**Task details:** Every line containing the word "единицу" needs to be found and copied.

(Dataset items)

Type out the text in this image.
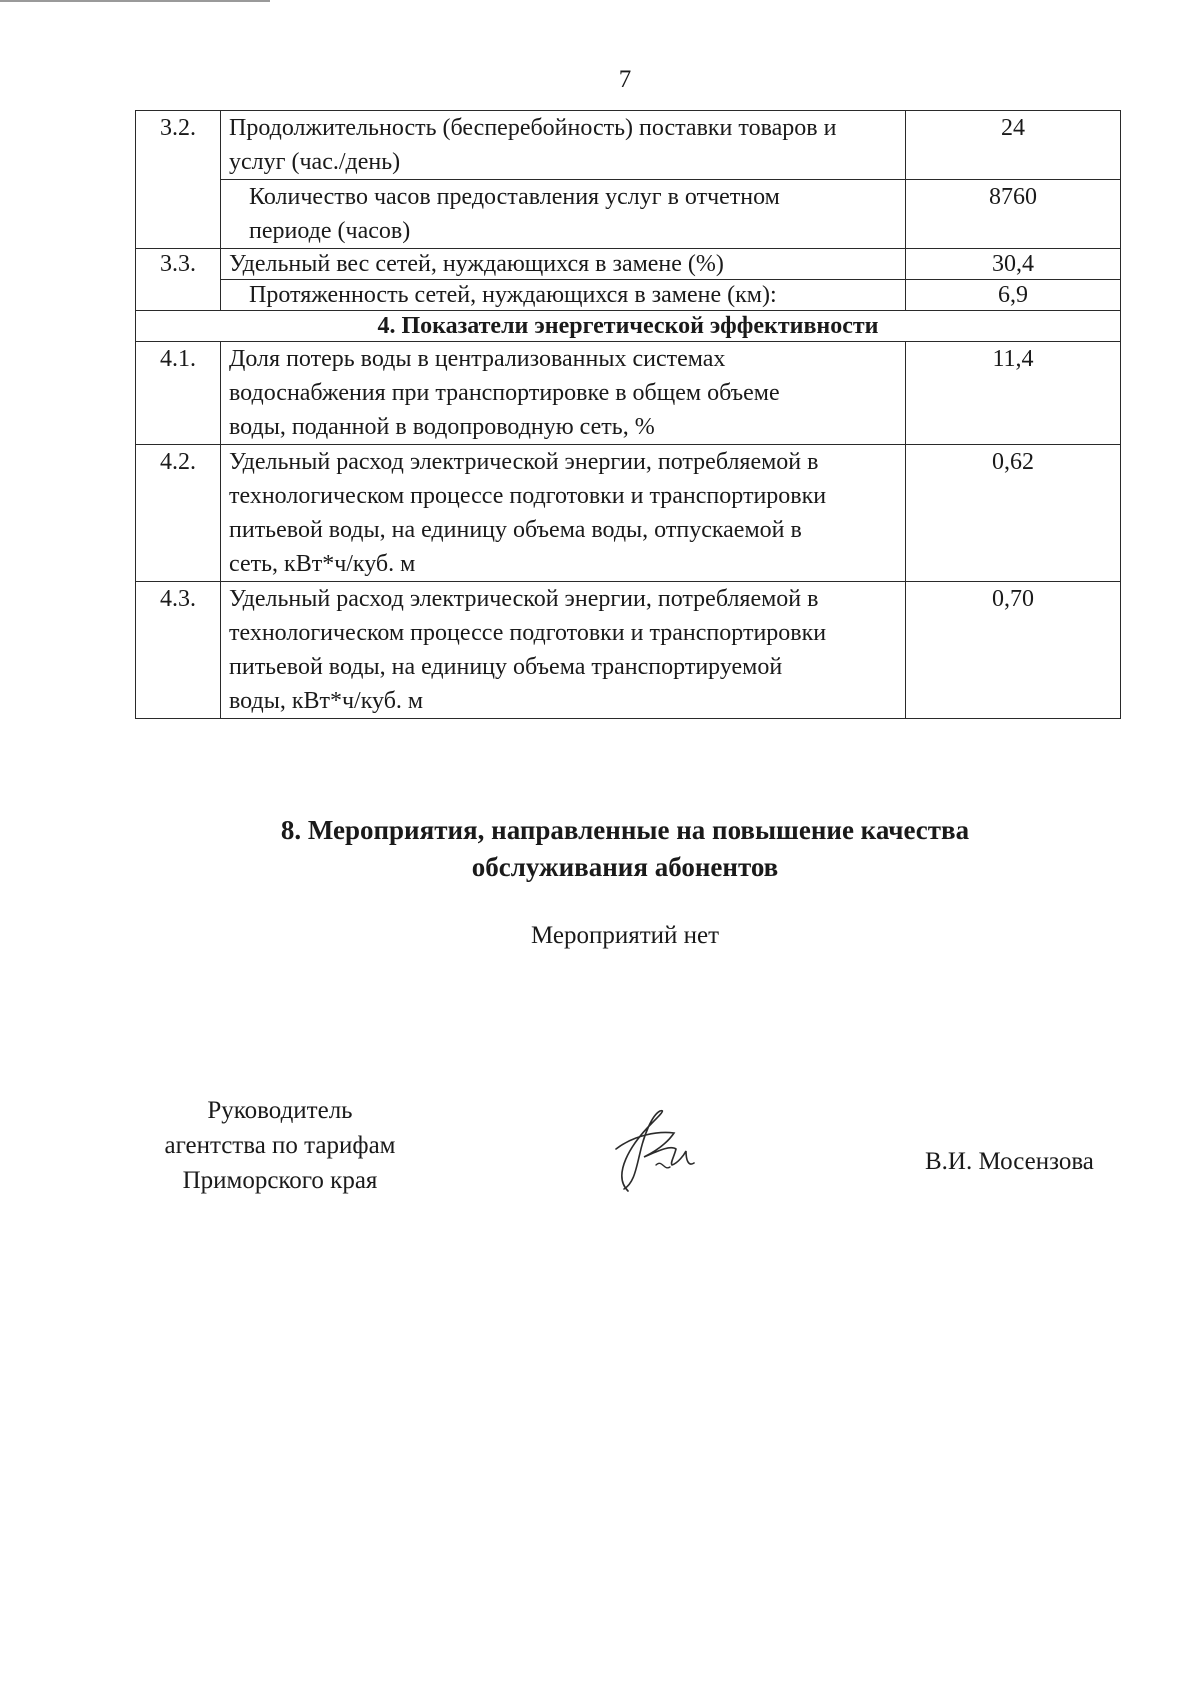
7
3.2.	Продолжительность (бесперебойность) поставки товаров и
услуг (час./день)	24

	Количество часов предоставления услуг в отчетном
периоде (часов)	8760
3.3.	Удельный вес сетей, нуждающихся в замене (%)	30,4
	Протяженность сетей, нуждающихся в замене (км):	6,9
4. Показатели энергетической эффективности		
4.1.	Доля потерь воды в централизованных системах
водоснабжения при транспортировке в общем объеме
воды, поданной в водопроводную сеть, %	11,4
4.2.	Удельный расход электрической энергии, потребляемой в
технологическом процессе подготовки и транспортировки
питьевой воды, на единицу объема воды, отпускаемой в
сеть, кВт*ч/куб. м	0,62
4.3.	Удельный расход электрической энергии, потребляемой в
технологическом процессе подготовки и транспортировки
питьевой воды, на единицу объема транспортируемой
воды, кВт*ч/куб. м	0,70
8. Мероприятия, направленные на повышение качества
обслуживания абонентов
Мероприятий нет
Руководитель
агентства по тарифам
Приморского края
В.И. Мосензова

**Problem solution:**
питьевой воды, на единицу объема воды, отпускаемой в
питьевой воды, на единицу объема транспортируемой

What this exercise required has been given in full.